#### Dataset content
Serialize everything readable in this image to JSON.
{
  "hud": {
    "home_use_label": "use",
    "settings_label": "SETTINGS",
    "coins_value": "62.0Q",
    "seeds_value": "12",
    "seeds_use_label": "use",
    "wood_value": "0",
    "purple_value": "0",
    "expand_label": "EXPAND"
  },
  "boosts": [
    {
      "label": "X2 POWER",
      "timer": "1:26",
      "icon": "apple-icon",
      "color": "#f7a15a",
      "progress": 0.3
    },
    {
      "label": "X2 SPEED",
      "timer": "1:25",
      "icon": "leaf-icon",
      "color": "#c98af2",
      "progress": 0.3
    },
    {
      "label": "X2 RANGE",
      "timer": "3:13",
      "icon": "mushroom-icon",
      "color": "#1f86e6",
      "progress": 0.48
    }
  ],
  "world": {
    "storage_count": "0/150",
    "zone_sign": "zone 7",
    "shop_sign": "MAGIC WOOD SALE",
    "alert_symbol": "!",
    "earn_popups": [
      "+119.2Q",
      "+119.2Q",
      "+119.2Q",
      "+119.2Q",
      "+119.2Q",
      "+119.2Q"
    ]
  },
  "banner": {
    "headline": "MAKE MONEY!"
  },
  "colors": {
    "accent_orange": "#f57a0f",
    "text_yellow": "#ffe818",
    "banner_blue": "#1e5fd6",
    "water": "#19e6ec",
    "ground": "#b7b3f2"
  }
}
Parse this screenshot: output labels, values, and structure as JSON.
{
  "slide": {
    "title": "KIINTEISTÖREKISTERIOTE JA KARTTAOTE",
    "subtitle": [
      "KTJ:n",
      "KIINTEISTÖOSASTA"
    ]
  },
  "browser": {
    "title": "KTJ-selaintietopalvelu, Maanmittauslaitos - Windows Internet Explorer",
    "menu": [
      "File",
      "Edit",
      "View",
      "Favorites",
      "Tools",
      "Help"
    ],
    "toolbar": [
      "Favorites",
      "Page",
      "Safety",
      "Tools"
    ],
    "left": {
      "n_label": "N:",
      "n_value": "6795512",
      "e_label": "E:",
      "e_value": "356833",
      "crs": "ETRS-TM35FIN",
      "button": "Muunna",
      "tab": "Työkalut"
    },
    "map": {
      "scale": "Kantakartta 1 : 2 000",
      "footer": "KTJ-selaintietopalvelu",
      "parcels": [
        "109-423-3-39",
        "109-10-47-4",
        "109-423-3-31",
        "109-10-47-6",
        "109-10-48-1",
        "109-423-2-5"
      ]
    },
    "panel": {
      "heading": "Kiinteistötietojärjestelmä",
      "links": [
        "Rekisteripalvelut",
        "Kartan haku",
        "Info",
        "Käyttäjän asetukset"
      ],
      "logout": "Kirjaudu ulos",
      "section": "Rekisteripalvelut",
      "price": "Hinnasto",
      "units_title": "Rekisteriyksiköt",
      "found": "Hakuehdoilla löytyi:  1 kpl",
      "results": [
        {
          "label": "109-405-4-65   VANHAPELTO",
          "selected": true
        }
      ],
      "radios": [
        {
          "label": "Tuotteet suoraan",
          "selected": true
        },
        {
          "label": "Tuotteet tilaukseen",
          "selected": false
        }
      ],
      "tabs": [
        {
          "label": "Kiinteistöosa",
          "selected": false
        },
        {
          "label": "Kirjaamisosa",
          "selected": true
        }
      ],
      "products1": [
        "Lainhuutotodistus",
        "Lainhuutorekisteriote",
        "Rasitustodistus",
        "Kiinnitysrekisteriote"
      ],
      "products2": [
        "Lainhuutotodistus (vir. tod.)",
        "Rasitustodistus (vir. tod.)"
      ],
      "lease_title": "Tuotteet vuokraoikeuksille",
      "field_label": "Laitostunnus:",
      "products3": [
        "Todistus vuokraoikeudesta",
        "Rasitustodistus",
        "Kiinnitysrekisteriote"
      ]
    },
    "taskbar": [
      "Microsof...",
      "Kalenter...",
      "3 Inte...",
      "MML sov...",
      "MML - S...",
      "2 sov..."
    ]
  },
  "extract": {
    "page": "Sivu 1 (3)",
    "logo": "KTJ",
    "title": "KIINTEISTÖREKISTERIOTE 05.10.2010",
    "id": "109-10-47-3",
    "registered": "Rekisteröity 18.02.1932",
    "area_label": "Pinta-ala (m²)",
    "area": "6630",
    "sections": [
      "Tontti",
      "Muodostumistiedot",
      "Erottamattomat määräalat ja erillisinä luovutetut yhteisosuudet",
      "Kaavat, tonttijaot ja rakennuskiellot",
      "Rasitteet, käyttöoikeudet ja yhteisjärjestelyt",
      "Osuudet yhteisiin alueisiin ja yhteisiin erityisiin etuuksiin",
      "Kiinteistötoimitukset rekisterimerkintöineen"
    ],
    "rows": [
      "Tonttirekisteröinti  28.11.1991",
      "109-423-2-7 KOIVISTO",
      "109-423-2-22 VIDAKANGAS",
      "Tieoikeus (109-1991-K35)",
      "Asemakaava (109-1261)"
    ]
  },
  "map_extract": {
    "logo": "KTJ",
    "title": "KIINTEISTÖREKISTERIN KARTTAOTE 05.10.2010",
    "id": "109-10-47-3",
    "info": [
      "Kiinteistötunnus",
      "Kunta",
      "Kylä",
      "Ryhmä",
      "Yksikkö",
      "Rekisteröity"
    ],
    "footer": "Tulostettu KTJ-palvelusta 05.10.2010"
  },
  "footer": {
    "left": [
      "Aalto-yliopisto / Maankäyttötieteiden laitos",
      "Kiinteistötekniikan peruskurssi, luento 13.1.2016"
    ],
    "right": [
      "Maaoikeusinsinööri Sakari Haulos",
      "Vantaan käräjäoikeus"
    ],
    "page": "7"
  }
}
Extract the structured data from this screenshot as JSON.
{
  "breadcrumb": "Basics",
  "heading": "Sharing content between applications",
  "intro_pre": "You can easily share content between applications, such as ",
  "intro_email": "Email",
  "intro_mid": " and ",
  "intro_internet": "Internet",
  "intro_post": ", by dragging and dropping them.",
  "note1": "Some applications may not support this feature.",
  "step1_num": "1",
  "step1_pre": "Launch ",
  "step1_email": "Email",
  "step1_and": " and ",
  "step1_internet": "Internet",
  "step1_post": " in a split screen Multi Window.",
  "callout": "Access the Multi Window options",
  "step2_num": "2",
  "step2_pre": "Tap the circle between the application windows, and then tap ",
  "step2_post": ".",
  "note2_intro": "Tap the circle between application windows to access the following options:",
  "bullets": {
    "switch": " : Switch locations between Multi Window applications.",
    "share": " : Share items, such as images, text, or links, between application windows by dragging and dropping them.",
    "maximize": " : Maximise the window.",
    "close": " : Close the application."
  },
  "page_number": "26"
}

#### The problem
Only lines holding the string "heading" are wanted; gather each one from the entries above.

#### Written response
      "heading": "Kiinteistötietojärjestelmä",
  "heading": "Sharing content between applications",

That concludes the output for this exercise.